- TASK INSTRUCTIONS -
Extract the full set of records that follows, word for word.

------------------------------------------------------------------------

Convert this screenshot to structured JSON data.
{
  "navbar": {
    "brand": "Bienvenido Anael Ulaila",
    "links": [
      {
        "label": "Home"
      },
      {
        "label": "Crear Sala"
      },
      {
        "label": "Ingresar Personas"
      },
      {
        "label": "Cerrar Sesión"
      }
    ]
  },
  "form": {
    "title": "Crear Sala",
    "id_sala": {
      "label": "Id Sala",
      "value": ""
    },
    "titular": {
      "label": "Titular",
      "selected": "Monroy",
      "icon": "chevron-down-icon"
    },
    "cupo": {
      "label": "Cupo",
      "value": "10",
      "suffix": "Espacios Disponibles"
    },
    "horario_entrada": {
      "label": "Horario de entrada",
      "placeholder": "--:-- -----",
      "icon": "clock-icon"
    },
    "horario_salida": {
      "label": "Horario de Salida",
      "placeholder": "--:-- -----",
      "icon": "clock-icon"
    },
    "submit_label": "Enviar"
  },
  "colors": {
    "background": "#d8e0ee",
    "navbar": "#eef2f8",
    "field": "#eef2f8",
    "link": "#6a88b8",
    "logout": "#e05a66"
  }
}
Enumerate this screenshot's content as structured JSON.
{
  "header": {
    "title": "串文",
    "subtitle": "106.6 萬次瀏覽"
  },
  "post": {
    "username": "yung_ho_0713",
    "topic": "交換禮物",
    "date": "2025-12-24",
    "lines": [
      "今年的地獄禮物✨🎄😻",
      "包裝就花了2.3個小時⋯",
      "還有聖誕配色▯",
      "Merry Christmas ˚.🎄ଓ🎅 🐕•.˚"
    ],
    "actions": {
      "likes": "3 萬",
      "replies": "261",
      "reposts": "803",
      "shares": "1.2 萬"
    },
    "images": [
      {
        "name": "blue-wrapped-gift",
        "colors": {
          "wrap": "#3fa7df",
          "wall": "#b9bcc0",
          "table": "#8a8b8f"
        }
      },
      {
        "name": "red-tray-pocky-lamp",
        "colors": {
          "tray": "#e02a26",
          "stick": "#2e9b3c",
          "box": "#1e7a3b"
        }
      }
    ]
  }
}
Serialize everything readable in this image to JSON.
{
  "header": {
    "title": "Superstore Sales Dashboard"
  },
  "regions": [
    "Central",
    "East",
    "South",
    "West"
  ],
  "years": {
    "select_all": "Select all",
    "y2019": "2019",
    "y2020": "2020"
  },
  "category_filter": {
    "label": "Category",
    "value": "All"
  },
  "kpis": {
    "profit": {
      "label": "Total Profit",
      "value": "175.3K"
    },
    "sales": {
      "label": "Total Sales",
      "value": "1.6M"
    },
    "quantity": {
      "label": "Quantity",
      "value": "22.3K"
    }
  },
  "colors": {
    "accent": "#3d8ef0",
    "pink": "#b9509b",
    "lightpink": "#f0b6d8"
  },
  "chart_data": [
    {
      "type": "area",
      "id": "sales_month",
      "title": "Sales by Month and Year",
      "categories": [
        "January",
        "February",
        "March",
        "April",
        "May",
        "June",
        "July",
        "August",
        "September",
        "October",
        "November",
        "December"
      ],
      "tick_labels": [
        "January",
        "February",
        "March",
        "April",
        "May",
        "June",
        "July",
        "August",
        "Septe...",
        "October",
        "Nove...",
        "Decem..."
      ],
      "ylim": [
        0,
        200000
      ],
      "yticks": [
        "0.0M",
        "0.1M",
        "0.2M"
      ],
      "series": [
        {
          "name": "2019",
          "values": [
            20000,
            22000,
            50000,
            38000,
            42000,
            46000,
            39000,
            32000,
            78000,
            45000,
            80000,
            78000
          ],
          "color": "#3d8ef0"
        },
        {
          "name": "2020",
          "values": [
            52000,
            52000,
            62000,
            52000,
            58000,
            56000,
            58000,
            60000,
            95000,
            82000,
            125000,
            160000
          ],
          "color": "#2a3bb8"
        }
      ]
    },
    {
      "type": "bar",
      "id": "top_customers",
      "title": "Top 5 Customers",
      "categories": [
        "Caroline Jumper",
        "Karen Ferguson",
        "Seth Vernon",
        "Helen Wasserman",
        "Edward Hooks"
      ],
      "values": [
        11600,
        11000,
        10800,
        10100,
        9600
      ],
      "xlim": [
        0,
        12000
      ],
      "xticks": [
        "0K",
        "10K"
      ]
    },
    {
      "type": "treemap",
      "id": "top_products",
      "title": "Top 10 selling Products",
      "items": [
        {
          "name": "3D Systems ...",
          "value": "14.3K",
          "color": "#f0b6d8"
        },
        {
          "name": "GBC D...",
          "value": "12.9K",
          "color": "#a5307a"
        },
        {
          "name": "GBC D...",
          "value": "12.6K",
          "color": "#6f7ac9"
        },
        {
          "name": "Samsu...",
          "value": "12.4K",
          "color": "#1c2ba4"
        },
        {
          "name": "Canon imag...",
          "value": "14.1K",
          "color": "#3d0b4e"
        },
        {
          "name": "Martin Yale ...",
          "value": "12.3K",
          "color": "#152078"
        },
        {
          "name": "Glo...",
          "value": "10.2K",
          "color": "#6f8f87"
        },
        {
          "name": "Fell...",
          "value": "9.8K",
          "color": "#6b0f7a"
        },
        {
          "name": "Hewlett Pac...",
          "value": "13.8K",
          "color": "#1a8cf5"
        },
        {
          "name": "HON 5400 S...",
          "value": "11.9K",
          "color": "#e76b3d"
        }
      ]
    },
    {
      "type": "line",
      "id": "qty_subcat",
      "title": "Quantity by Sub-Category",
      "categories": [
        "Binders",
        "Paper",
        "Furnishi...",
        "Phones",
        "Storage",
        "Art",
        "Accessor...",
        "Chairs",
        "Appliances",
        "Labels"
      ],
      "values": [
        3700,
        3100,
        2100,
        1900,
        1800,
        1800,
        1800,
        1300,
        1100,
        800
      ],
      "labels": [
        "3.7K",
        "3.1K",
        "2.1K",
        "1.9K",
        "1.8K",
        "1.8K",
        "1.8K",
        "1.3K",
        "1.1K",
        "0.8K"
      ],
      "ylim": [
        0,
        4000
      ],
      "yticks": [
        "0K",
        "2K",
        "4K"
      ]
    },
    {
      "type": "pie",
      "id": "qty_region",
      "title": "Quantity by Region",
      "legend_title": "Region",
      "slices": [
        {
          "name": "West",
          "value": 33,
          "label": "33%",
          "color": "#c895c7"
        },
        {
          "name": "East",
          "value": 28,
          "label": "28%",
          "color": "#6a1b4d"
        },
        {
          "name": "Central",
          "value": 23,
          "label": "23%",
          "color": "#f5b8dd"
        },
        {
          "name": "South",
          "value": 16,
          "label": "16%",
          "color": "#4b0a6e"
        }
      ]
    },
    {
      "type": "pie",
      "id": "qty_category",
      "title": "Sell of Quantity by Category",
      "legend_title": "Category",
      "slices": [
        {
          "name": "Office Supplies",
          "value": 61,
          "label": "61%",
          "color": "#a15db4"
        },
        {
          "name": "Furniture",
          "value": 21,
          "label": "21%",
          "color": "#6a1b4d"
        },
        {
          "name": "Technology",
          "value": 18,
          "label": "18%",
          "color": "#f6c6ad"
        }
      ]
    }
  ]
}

------------------------------------------------------------------------

- ANSWER -
Convert this screenshot to structured JSON data.
{
  "navbar": {
    "brand": "Bienvenido Anael Ulaila",
    "links": [
      {
        "label": "Home"
      },
      {
        "label": "Crear Sala"
      },
      {
        "label": "Ingresar Personas"
      },
      {
        "label": "Cerrar Sesión"
      }
    ]
  },
  "form": {
    "title": "Crear Sala",
    "id_sala": {
      "label": "Id Sala",
      "value": ""
    },
    "titular": {
      "label": "Titular",
      "selected": "Monroy",
      "icon": "chevron-down-icon"
    },
    "cupo": {
      "label": "Cupo",
      "value": "10",
      "suffix": "Espacios Disponibles"
    },
    "horario_entrada": {
      "label": "Horario de entrada",
      "placeholder": "--:-- -----",
      "icon": "clock-icon"
    },
    "horario_salida": {
      "label": "Horario de Salida",
      "placeholder": "--:-- -----",
      "icon": "clock-icon"
    },
    "submit_label": "Enviar"
  },
  "colors": {
    "background": "#d8e0ee",
    "navbar": "#eef2f8",
    "field": "#eef2f8",
    "link": "#6a88b8",
    "logout": "#e05a66"
  }
}
Enumerate this screenshot's content as structured JSON.
{
  "header": {
    "title": "串文",
    "subtitle": "106.6 萬次瀏覽"
  },
  "post": {
    "username": "yung_ho_0713",
    "topic": "交換禮物",
    "date": "2025-12-24",
    "lines": [
      "今年的地獄禮物✨🎄😻",
      "包裝就花了2.3個小時⋯",
      "還有聖誕配色▯",
      "Merry Christmas ˚.🎄ଓ🎅 🐕•.˚"
    ],
    "actions": {
      "likes": "3 萬",
      "replies": "261",
      "reposts": "803",
      "shares": "1.2 萬"
    },
    "images": [
      {
        "name": "blue-wrapped-gift",
        "colors": {
          "wrap": "#3fa7df",
          "wall": "#b9bcc0",
          "table": "#8a8b8f"
        }
      },
      {
        "name": "red-tray-pocky-lamp",
        "colors": {
          "tray": "#e02a26",
          "stick": "#2e9b3c",
          "box": "#1e7a3b"
        }
      }
    ]
  }
}
Serialize everything readable in this image to JSON.
{
  "header": {
    "title": "Superstore Sales Dashboard"
  },
  "regions": [
    "Central",
    "East",
    "South",
    "West"
  ],
  "years": {
    "select_all": "Select all",
    "y2019": "2019",
    "y2020": "2020"
  },
  "category_filter": {
    "label": "Category",
    "value": "All"
  },
  "kpis": {
    "profit": {
      "label": "Total Profit",
      "value": "175.3K"
    },
    "sales": {
      "label": "Total Sales",
      "value": "1.6M"
    },
    "quantity": {
      "label": "Quantity",
      "value": "22.3K"
    }
  },
  "colors": {
    "accent": "#3d8ef0",
    "pink": "#b9509b",
    "lightpink": "#f0b6d8"
  },
  "chart_data": [
    {
      "type": "area",
      "id": "sales_month",
      "title": "Sales by Month and Year",
      "categories": [
        "January",
        "February",
        "March",
        "April",
        "May",
        "June",
        "July",
        "August",
        "September",
        "October",
        "November",
        "December"
      ],
      "tick_labels": [
        "January",
        "February",
        "March",
        "April",
        "May",
        "June",
        "July",
        "August",
        "Septe...",
        "October",
        "Nove...",
        "Decem..."
      ],
      "ylim": [
        0,
        200000
      ],
      "yticks": [
        "0.0M",
        "0.1M",
        "0.2M"
      ],
      "series": [
        {
          "name": "2019",
          "values": [
            20000,
            22000,
            50000,
            38000,
            42000,
            46000,
            39000,
            32000,
            78000,
            45000,
            80000,
            78000
          ],
          "color": "#3d8ef0"
        },
        {
          "name": "2020",
          "values": [
            52000,
            52000,
            62000,
            52000,
            58000,
            56000,
            58000,
            60000,
            95000,
            82000,
            125000,
            160000
          ],
          "color": "#2a3bb8"
        }
      ]
    },
    {
      "type": "bar",
      "id": "top_customers",
      "title": "Top 5 Customers",
      "categories": [
        "Caroline Jumper",
        "Karen Ferguson",
        "Seth Vernon",
        "Helen Wasserman",
        "Edward Hooks"
      ],
      "values": [
        11600,
        11000,
        10800,
        10100,
        9600
      ],
      "xlim": [
        0,
        12000
      ],
      "xticks": [
        "0K",
        "10K"
      ]
    },
    {
      "type": "treemap",
      "id": "top_products",
      "title": "Top 10 selling Products",
      "items": [
        {
          "name": "3D Systems ...",
          "value": "14.3K",
          "color": "#f0b6d8"
        },
        {
          "name": "GBC D...",
          "value": "12.9K",
          "color": "#a5307a"
        },
        {
          "name": "GBC D...",
          "value": "12.6K",
          "color": "#6f7ac9"
        },
        {
          "name": "Samsu...",
          "value": "12.4K",
          "color": "#1c2ba4"
        },
        {
          "name": "Canon imag...",
          "value": "14.1K",
          "color": "#3d0b4e"
        },
        {
          "name": "Martin Yale ...",
          "value": "12.3K",
          "color": "#152078"
        },
        {
          "name": "Glo...",
          "value": "10.2K",
          "color": "#6f8f87"
        },
        {
          "name": "Fell...",
          "value": "9.8K",
          "color": "#6b0f7a"
        },
        {
          "name": "Hewlett Pac...",
          "value": "13.8K",
          "color": "#1a8cf5"
        },
        {
          "name": "HON 5400 S...",
          "value": "11.9K",
          "color": "#e76b3d"
        }
      ]
    },
    {
      "type": "line",
      "id": "qty_subcat",
      "title": "Quantity by Sub-Category",
      "categories": [
        "Binders",
        "Paper",
        "Furnishi...",
        "Phones",
        "Storage",
        "Art",
        "Accessor...",
        "Chairs",
        "Appliances",
        "Labels"
      ],
      "values": [
        3700,
        3100,
        2100,
        1900,
        1800,
        1800,
        1800,
        1300,
        1100,
        800
      ],
      "labels": [
        "3.7K",
        "3.1K",
        "2.1K",
        "1.9K",
        "1.8K",
        "1.8K",
        "1.8K",
        "1.3K",
        "1.1K",
        "0.8K"
      ],
      "ylim": [
        0,
        4000
      ],
      "yticks": [
        "0K",
        "2K",
        "4K"
      ]
    },
    {
      "type": "pie",
      "id": "qty_region",
      "title": "Quantity by Region",
      "legend_title": "Region",
      "slices": [
        {
          "name": "West",
          "value": 33,
          "label": "33%",
          "color": "#c895c7"
        },
        {
          "name": "East",
          "value": 28,
          "label": "28%",
          "color": "#6a1b4d"
        },
        {
          "name": "Central",
          "value": 23,
          "label": "23%",
          "color": "#f5b8dd"
        },
        {
          "name": "South",
          "value": 16,
          "label": "16%",
          "color": "#4b0a6e"
        }
      ]
    },
    {
      "type": "pie",
      "id": "qty_category",
      "title": "Sell of Quantity by Category",
      "legend_title": "Category",
      "slices": [
        {
          "name": "Office Supplies",
          "value": 61,
          "label": "61%",
          "color": "#a15db4"
        },
        {
          "name": "Furniture",
          "value": 21,
          "label": "21%",
          "color": "#6a1b4d"
        },
        {
          "name": "Technology",
          "value": 18,
          "label": "18%",
          "color": "#f6c6ad"
        }
      ]
    }
  ]
}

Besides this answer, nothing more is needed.